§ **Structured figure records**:
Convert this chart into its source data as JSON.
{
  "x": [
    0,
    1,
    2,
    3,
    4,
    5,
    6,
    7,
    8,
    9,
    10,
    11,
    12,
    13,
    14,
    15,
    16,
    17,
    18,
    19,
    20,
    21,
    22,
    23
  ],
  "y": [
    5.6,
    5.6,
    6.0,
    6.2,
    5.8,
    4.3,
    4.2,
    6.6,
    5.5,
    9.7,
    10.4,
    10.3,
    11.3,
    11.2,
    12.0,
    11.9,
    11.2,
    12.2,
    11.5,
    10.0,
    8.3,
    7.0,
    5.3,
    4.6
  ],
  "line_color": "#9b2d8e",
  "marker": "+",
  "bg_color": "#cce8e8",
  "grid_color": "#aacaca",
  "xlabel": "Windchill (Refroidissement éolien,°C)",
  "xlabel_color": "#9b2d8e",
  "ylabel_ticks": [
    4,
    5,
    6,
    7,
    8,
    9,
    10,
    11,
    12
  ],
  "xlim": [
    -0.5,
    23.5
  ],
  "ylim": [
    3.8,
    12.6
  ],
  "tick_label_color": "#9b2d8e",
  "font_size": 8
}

§ **GIVEN INSTRUCTION**: Your task is to retype all the records above with nothing left out.

§ **RESPONSE FOR THIS EXERCISE**:
Convert this chart into its source data as JSON.
{
  "x": [
    0,
    1,
    2,
    3,
    4,
    5,
    6,
    7,
    8,
    9,
    10,
    11,
    12,
    13,
    14,
    15,
    16,
    17,
    18,
    19,
    20,
    21,
    22,
    23
  ],
  "y": [
    5.6,
    5.6,
    6.0,
    6.2,
    5.8,
    4.3,
    4.2,
    6.6,
    5.5,
    9.7,
    10.4,
    10.3,
    11.3,
    11.2,
    12.0,
    11.9,
    11.2,
    12.2,
    11.5,
    10.0,
    8.3,
    7.0,
    5.3,
    4.6
  ],
  "line_color": "#9b2d8e",
  "marker": "+",
  "bg_color": "#cce8e8",
  "grid_color": "#aacaca",
  "xlabel": "Windchill (Refroidissement éolien,°C)",
  "xlabel_color": "#9b2d8e",
  "ylabel_ticks": [
    4,
    5,
    6,
    7,
    8,
    9,
    10,
    11,
    12
  ],
  "xlim": [
    -0.5,
    23.5
  ],
  "ylim": [
    3.8,
    12.6
  ],
  "tick_label_color": "#9b2d8e",
  "font_size": 8
}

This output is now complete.